What you will do:
It is required that all of the data be written out exactly.
Start of Entries shown
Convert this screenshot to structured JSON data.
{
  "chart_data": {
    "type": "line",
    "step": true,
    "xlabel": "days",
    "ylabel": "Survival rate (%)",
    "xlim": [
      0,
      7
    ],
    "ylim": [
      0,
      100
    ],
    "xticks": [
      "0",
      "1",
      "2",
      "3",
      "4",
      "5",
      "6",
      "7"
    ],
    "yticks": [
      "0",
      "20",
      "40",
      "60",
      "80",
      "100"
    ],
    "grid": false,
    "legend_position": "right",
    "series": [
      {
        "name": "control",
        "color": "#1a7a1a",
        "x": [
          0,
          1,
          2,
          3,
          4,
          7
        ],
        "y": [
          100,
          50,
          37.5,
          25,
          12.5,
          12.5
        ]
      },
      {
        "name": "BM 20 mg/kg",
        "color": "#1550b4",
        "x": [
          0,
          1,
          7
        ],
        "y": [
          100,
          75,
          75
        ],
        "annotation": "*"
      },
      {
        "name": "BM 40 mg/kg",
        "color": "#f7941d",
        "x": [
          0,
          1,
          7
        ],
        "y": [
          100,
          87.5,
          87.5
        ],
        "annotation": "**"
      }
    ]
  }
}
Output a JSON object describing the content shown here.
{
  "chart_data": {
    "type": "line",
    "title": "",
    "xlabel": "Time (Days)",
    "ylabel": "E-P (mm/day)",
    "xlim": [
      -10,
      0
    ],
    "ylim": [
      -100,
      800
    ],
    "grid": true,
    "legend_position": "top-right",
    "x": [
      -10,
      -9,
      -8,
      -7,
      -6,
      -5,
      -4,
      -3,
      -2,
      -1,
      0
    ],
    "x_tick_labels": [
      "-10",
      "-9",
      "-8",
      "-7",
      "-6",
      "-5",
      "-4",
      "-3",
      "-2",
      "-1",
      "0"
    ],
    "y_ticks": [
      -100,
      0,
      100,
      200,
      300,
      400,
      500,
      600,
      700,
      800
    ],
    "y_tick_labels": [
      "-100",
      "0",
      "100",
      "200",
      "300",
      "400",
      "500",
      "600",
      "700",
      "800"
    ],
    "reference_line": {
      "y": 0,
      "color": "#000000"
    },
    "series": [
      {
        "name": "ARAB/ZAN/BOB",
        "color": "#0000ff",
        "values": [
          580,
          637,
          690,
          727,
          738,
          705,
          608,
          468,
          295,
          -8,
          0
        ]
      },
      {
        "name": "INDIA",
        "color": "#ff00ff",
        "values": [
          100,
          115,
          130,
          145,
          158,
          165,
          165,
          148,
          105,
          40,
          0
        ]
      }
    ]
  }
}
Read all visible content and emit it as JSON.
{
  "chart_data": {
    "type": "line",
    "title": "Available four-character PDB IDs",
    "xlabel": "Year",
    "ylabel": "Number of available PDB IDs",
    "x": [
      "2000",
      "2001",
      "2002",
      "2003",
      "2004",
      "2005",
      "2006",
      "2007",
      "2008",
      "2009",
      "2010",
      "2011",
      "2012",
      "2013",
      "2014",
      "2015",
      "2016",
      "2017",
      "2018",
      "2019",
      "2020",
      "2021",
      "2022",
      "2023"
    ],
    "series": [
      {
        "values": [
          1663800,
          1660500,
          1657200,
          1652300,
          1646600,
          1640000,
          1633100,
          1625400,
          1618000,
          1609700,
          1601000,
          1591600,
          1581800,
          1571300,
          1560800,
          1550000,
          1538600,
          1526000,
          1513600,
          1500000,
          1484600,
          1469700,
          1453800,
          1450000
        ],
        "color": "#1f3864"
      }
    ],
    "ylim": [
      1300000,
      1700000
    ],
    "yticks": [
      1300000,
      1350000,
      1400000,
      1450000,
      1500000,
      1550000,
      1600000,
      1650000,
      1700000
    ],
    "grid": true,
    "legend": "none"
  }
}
End of Entries shown
Exercise response:
Convert this screenshot to structured JSON data.
{
  "chart_data": {
    "type": "line",
    "step": true,
    "xlabel": "days",
    "ylabel": "Survival rate (%)",
    "xlim": [
      0,
      7
    ],
    "ylim": [
      0,
      100
    ],
    "xticks": [
      "0",
      "1",
      "2",
      "3",
      "4",
      "5",
      "6",
      "7"
    ],
    "yticks": [
      "0",
      "20",
      "40",
      "60",
      "80",
      "100"
    ],
    "grid": false,
    "legend_position": "right",
    "series": [
      {
        "name": "control",
        "color": "#1a7a1a",
        "x": [
          0,
          1,
          2,
          3,
          4,
          7
        ],
        "y": [
          100,
          50,
          37.5,
          25,
          12.5,
          12.5
        ]
      },
      {
        "name": "BM 20 mg/kg",
        "color": "#1550b4",
        "x": [
          0,
          1,
          7
        ],
        "y": [
          100,
          75,
          75
        ],
        "annotation": "*"
      },
      {
        "name": "BM 40 mg/kg",
        "color": "#f7941d",
        "x": [
          0,
          1,
          7
        ],
        "y": [
          100,
          87.5,
          87.5
        ],
        "annotation": "**"
      }
    ]
  }
}
Output a JSON object describing the content shown here.
{
  "chart_data": {
    "type": "line",
    "title": "",
    "xlabel": "Time (Days)",
    "ylabel": "E-P (mm/day)",
    "xlim": [
      -10,
      0
    ],
    "ylim": [
      -100,
      800
    ],
    "grid": true,
    "legend_position": "top-right",
    "x": [
      -10,
      -9,
      -8,
      -7,
      -6,
      -5,
      -4,
      -3,
      -2,
      -1,
      0
    ],
    "x_tick_labels": [
      "-10",
      "-9",
      "-8",
      "-7",
      "-6",
      "-5",
      "-4",
      "-3",
      "-2",
      "-1",
      "0"
    ],
    "y_ticks": [
      -100,
      0,
      100,
      200,
      300,
      400,
      500,
      600,
      700,
      800
    ],
    "y_tick_labels": [
      "-100",
      "0",
      "100",
      "200",
      "300",
      "400",
      "500",
      "600",
      "700",
      "800"
    ],
    "reference_line": {
      "y": 0,
      "color": "#000000"
    },
    "series": [
      {
        "name": "ARAB/ZAN/BOB",
        "color": "#0000ff",
        "values": [
          580,
          637,
          690,
          727,
          738,
          705,
          608,
          468,
          295,
          -8,
          0
        ]
      },
      {
        "name": "INDIA",
        "color": "#ff00ff",
        "values": [
          100,
          115,
          130,
          145,
          158,
          165,
          165,
          148,
          105,
          40,
          0
        ]
      }
    ]
  }
}
Read all visible content and emit it as JSON.
{
  "chart_data": {
    "type": "line",
    "title": "Available four-character PDB IDs",
    "xlabel": "Year",
    "ylabel": "Number of available PDB IDs",
    "x": [
      "2000",
      "2001",
      "2002",
      "2003",
      "2004",
      "2005",
      "2006",
      "2007",
      "2008",
      "2009",
      "2010",
      "2011",
      "2012",
      "2013",
      "2014",
      "2015",
      "2016",
      "2017",
      "2018",
      "2019",
      "2020",
      "2021",
      "2022",
      "2023"
    ],
    "series": [
      {
        "values": [
          1663800,
          1660500,
          1657200,
          1652300,
          1646600,
          1640000,
          1633100,
          1625400,
          1618000,
          1609700,
          1601000,
          1591600,
          1581800,
          1571300,
          1560800,
          1550000,
          1538600,
          1526000,
          1513600,
          1500000,
          1484600,
          1469700,
          1453800,
          1450000
        ],
        "color": "#1f3864"
      }
    ],
    "ylim": [
      1300000,
      1700000
    ],
    "yticks": [
      1300000,
      1350000,
      1400000,
      1450000,
      1500000,
      1550000,
      1600000,
      1650000,
      1700000
    ],
    "grid": true,
    "legend": "none"
  }
}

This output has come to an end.